**Written instruction**
Gather every line in the records below that contains the word "doubles".
════════
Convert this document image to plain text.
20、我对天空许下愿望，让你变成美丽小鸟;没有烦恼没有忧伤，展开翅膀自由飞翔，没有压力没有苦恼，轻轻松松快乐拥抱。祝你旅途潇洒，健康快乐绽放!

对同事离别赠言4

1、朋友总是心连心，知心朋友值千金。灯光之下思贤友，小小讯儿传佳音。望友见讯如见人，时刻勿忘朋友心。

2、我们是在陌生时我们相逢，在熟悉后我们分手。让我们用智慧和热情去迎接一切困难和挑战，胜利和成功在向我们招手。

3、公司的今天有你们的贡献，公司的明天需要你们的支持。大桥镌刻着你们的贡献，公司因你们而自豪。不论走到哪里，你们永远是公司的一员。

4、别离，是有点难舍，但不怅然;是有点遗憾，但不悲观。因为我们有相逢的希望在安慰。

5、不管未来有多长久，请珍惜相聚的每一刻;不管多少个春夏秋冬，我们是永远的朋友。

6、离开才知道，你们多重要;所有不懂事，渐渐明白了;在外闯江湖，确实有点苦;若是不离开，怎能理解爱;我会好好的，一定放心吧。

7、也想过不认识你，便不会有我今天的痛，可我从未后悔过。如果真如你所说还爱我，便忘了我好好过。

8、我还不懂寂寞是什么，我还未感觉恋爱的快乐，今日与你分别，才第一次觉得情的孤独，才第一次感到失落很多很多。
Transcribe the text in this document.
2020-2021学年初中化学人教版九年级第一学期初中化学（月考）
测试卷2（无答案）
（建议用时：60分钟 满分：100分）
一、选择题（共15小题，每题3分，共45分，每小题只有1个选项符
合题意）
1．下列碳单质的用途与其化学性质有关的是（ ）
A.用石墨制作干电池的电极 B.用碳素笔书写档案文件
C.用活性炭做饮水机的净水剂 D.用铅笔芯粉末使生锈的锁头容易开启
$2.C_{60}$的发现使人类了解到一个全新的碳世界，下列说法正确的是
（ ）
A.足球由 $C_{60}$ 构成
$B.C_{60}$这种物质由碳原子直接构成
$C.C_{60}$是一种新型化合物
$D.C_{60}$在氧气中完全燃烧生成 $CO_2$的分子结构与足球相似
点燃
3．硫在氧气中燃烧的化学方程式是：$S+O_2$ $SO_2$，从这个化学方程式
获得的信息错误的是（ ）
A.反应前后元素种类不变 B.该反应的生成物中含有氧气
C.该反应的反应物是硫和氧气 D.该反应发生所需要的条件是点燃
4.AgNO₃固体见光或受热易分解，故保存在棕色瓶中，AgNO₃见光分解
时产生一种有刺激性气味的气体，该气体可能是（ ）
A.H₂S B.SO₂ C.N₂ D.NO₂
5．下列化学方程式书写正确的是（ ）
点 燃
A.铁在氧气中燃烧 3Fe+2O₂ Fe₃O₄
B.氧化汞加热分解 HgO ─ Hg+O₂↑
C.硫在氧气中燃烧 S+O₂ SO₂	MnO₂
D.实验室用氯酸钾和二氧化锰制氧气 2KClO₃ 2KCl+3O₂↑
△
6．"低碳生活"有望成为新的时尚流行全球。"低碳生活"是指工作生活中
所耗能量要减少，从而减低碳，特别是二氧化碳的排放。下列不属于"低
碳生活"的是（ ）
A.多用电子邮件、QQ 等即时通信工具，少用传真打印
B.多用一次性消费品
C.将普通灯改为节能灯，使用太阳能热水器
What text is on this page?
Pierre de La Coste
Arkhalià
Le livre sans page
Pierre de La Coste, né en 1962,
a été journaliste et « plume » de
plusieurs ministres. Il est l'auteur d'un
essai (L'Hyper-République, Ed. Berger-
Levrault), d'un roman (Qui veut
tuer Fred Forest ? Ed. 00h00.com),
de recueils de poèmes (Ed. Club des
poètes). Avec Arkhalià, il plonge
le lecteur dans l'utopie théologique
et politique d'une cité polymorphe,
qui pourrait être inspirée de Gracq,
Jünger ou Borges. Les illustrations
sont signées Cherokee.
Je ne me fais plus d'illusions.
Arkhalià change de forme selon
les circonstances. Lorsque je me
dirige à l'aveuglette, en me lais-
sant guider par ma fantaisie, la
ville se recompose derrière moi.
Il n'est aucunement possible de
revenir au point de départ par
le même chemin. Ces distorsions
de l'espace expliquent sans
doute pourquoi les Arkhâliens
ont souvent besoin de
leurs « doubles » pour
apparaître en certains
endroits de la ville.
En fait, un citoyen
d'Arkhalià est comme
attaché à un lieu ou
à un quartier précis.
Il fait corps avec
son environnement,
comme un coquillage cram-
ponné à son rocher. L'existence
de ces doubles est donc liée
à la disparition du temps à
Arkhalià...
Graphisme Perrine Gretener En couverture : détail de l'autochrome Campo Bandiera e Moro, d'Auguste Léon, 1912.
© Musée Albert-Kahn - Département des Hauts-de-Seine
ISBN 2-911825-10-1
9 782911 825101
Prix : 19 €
════════
**Answer to this problem**
leurs « doubles » pour
de ces doubles est donc liée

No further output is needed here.